Show, in full, each line of the data that contains "screenshot".

» EXERCISE MATERIAL:
-- start --
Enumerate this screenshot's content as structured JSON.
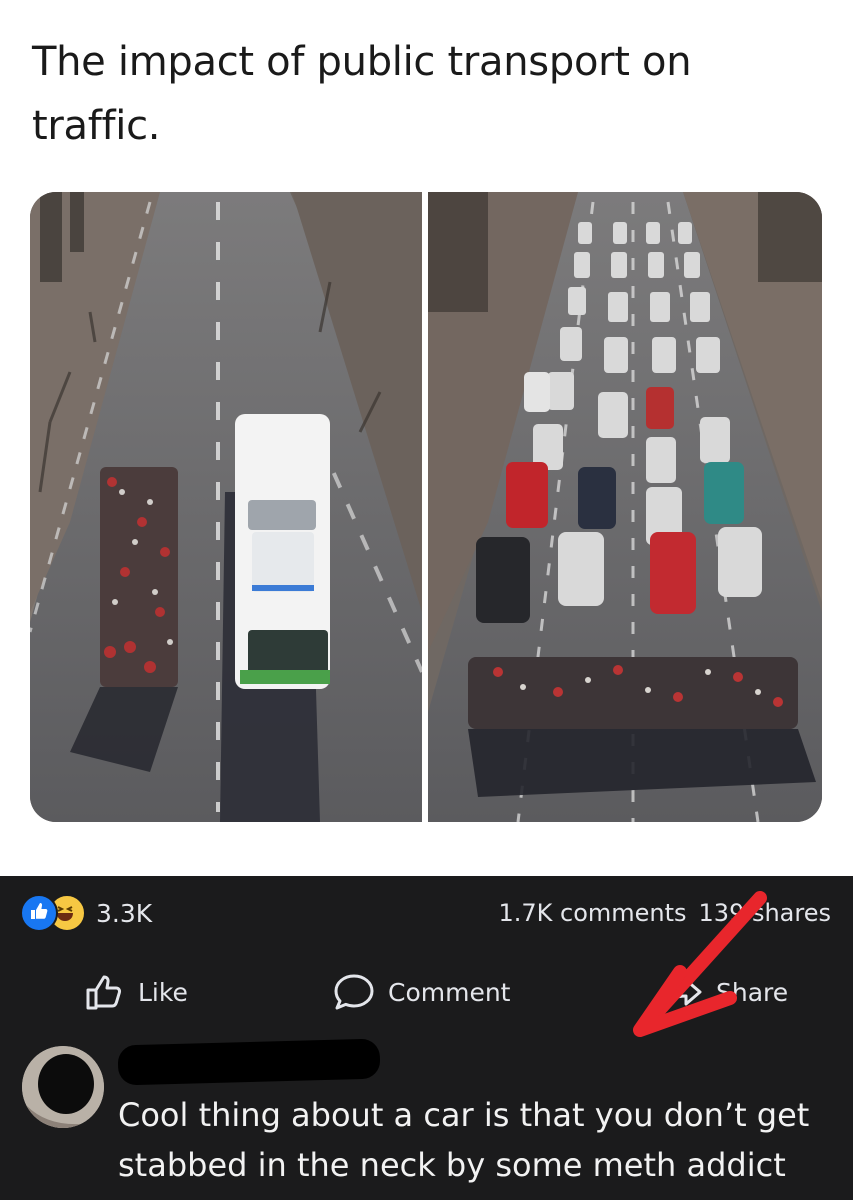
{
  "post": {
    "title": "The impact of public transport on traffic."
  },
  "footer": {
    "reactions": {
      "icons": [
        "like-icon",
        "haha-icon"
      ],
      "count": "3.3K"
    },
    "stats": {
      "comments": "1.7K comments",
      "shares": "139 shares"
    },
    "actions": {
      "like": "Like",
      "comment": "Comment",
      "share": "Share"
    }
  },
  "comment": {
    "text": "Cool thing about a car is that you don’t get stabbed in the neck by some meth addict"
  },
  "colors": {
    "background_top": "#ffffff",
    "background_bottom": "#1b1b1c",
    "like_blue": "#1877f2",
    "arrow_red": "#e8262c"
  }
}
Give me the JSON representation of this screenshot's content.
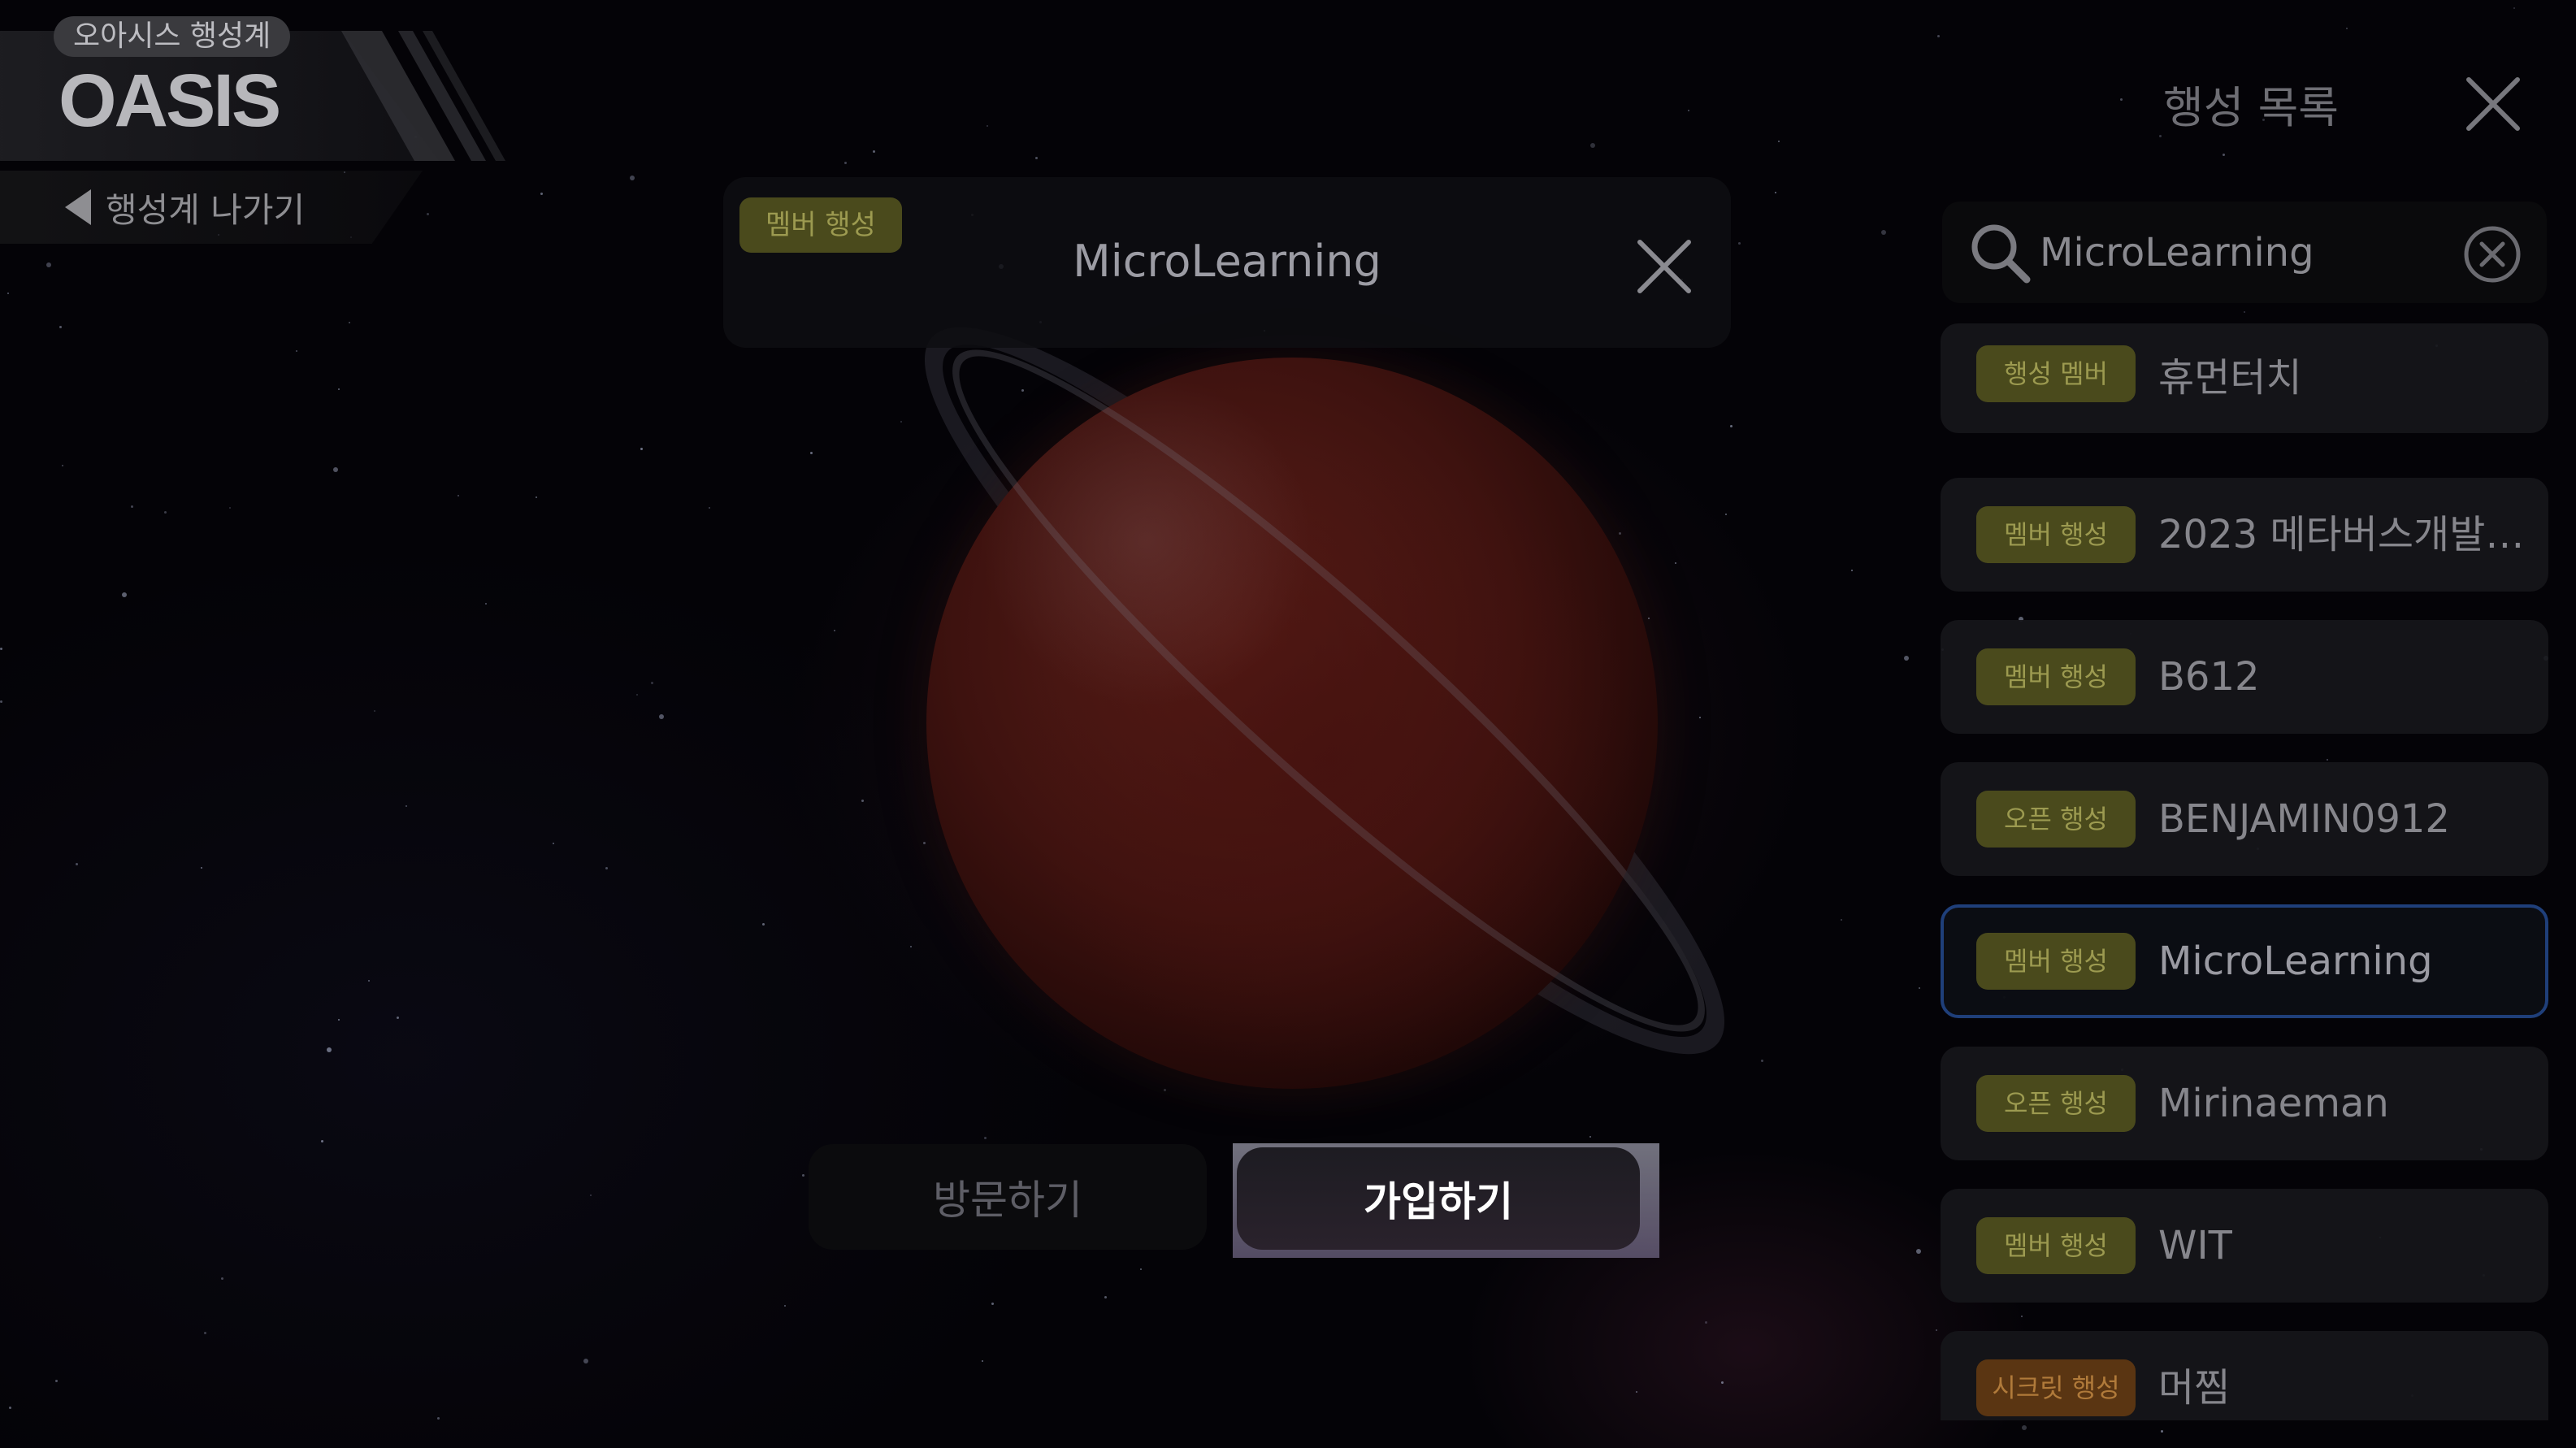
{
  "logo": {
    "badge": "오아시스 행성계",
    "name": "OASIS"
  },
  "back": {
    "label": "행성계 나가기"
  },
  "info_card": {
    "badge": "멤버 행성",
    "title": "MicroLearning"
  },
  "actions": {
    "visit_label": "방문하기",
    "join_label": "가입하기"
  },
  "panel": {
    "title": "행성 목록",
    "search_value": "MicroLearning",
    "items": [
      {
        "tag": "행성 멤버",
        "tag_type": "member",
        "name": "휴먼터치",
        "selected": false
      },
      {
        "tag": "멤버 행성",
        "tag_type": "member",
        "name": "2023 메타버스개발…",
        "selected": false
      },
      {
        "tag": "멤버 행성",
        "tag_type": "member",
        "name": "B612",
        "selected": false
      },
      {
        "tag": "오픈 행성",
        "tag_type": "open",
        "name": "BENJAMIN0912",
        "selected": false
      },
      {
        "tag": "멤버 행성",
        "tag_type": "member",
        "name": "MicroLearning",
        "selected": true
      },
      {
        "tag": "오픈 행성",
        "tag_type": "open",
        "name": "Mirinaeman",
        "selected": false
      },
      {
        "tag": "멤버 행성",
        "tag_type": "member",
        "name": "WIT",
        "selected": false
      },
      {
        "tag": "시크릿 행성",
        "tag_type": "secret",
        "name": "머찜",
        "selected": false
      }
    ]
  },
  "colors": {
    "member_tag_bg": "#4a4a1c",
    "secret_tag_bg": "#5a3512",
    "selected_border": "#1f3f7a"
  }
}
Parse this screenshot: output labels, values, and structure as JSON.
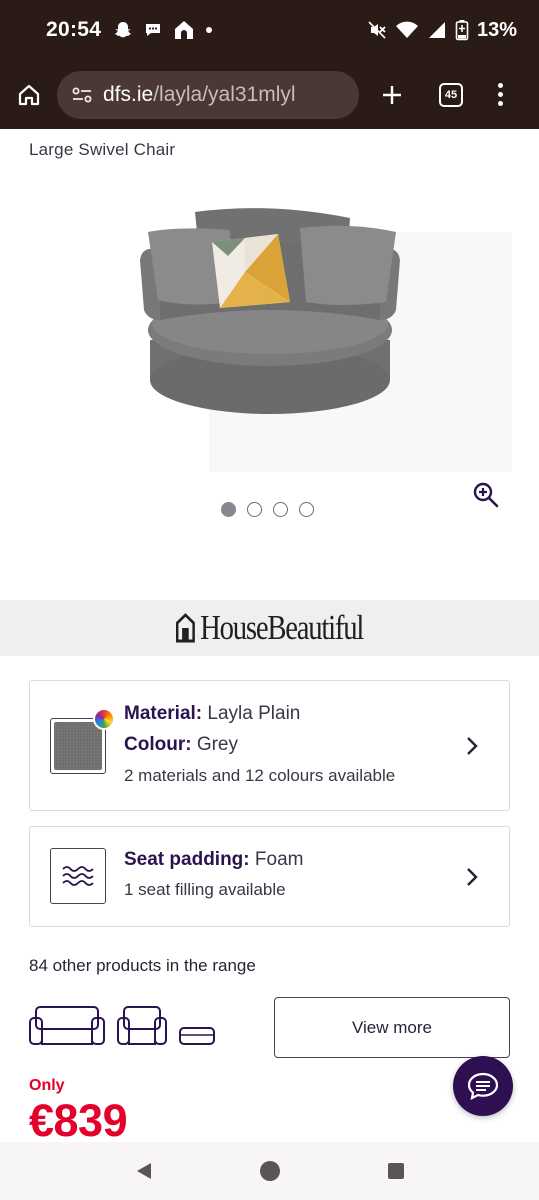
{
  "status_bar": {
    "time": "20:54",
    "battery_percent": "13%",
    "left_icons": [
      "snapchat-icon",
      "chat-bubble-icon",
      "home-app-icon",
      "dot-icon"
    ],
    "right_icons": [
      "mute-icon",
      "wifi-icon",
      "signal-icon",
      "battery-icon"
    ]
  },
  "browser": {
    "url_host": "dfs.ie",
    "url_path": "/layla/yal31mlyl",
    "tab_count": "45"
  },
  "product": {
    "subtitle": "Large Swivel Chair",
    "image_count": 4,
    "active_image_index": 0
  },
  "brand": {
    "name": "HouseBeautiful"
  },
  "options": {
    "material_label": "Material:",
    "material_value": " Layla Plain",
    "colour_label": "Colour:",
    "colour_value": " Grey",
    "material_availability": "2 materials and 12 colours available",
    "seat_padding_label": "Seat padding:",
    "seat_padding_value": " Foam",
    "seat_availability": "1 seat filling available"
  },
  "range": {
    "text": "84 other products in the range",
    "view_more_label": "View more"
  },
  "pricing": {
    "only_label": "Only",
    "price": "€839"
  },
  "colors": {
    "accent_price": "#e4002b",
    "brand_purple": "#2e0f52",
    "browser_bar": "#2b1b17"
  }
}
-- end --
» RESPONSE TO THIS EXERCISE:
Enumerate this screenshot's content as structured JSON.
Give me the JSON representation of this screenshot's content.
Parse this screenshot: output labels, values, and structure as JSON.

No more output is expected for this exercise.